## start Supplied entries

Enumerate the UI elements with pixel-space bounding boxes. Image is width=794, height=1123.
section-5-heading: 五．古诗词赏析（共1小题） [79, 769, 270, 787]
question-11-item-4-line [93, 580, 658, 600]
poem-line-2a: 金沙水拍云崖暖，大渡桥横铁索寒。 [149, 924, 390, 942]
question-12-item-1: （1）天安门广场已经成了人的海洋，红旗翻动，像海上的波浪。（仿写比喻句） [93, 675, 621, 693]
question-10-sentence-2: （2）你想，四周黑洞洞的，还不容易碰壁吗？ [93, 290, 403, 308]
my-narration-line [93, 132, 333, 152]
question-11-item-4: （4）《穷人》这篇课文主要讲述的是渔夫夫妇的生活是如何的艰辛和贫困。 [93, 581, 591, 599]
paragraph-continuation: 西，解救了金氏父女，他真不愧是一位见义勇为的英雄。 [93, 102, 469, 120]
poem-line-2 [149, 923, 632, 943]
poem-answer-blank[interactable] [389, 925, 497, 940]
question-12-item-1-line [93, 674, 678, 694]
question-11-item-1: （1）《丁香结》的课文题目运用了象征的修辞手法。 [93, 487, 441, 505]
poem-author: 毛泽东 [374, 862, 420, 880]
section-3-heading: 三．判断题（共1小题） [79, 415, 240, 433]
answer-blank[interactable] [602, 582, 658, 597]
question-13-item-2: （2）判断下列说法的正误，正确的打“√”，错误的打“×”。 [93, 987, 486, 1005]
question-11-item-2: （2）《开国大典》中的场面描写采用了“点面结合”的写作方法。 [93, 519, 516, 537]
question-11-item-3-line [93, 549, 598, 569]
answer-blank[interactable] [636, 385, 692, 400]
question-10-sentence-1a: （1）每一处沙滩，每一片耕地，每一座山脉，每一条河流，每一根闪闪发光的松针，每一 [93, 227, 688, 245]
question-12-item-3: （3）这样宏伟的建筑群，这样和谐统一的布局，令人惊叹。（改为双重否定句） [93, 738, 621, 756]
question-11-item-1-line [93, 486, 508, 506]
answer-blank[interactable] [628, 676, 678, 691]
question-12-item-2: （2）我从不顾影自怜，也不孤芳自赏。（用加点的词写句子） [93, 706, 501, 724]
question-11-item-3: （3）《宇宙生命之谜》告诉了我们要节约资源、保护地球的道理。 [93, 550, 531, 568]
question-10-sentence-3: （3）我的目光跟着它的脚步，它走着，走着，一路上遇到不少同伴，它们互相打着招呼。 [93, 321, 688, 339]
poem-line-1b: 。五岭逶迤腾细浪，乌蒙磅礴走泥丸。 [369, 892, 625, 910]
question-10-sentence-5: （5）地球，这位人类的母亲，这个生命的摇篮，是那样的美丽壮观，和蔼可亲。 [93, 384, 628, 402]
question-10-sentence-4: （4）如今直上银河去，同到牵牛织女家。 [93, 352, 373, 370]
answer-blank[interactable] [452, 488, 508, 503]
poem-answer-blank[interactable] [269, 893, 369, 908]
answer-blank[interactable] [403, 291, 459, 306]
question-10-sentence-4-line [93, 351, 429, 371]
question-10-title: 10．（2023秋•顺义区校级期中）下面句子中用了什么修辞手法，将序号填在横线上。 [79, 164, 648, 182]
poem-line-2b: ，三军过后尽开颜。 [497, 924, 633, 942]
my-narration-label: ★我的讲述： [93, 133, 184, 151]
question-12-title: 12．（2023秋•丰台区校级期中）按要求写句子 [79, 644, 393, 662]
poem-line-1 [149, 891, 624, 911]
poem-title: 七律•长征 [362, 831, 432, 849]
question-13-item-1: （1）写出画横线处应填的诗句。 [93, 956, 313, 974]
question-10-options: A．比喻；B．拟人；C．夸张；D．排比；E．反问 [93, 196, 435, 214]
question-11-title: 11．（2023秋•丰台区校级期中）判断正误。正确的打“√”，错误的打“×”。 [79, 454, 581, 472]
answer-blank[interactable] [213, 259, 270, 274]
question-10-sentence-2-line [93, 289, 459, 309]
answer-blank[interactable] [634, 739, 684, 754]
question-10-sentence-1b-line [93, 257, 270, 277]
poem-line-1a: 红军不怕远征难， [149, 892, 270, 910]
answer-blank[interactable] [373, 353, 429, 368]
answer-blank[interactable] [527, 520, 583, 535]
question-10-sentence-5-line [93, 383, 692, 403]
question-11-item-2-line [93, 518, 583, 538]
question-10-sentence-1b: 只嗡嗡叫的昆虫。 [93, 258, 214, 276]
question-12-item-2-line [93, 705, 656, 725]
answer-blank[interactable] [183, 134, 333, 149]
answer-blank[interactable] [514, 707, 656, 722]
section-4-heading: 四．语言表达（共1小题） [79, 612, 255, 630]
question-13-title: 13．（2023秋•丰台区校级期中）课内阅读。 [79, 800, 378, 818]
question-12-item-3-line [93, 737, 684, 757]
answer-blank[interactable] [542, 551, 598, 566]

## end Supplied entries

▶ [Your task]: Write out the data without any changes, from its first line up to and including the line that contains "poem-line-2 [149, 923, 632, 943]".

▶ [Answer for this exercise]:
Enumerate the UI elements with pixel-space bounding boxes. Image is width=794, height=1123.
section-5-heading: 五．古诗词赏析（共1小题） [79, 769, 270, 787]
question-11-item-4-line [93, 580, 658, 600]
poem-line-2a: 金沙水拍云崖暖，大渡桥横铁索寒。 [149, 924, 390, 942]
question-12-item-1: （1）天安门广场已经成了人的海洋，红旗翻动，像海上的波浪。（仿写比喻句） [93, 675, 621, 693]
question-10-sentence-2: （2）你想，四周黑洞洞的，还不容易碰壁吗？ [93, 290, 403, 308]
my-narration-line [93, 132, 333, 152]
question-11-item-4: （4）《穷人》这篇课文主要讲述的是渔夫夫妇的生活是如何的艰辛和贫困。 [93, 581, 591, 599]
paragraph-continuation: 西，解救了金氏父女，他真不愧是一位见义勇为的英雄。 [93, 102, 469, 120]
poem-line-2 [149, 923, 632, 943]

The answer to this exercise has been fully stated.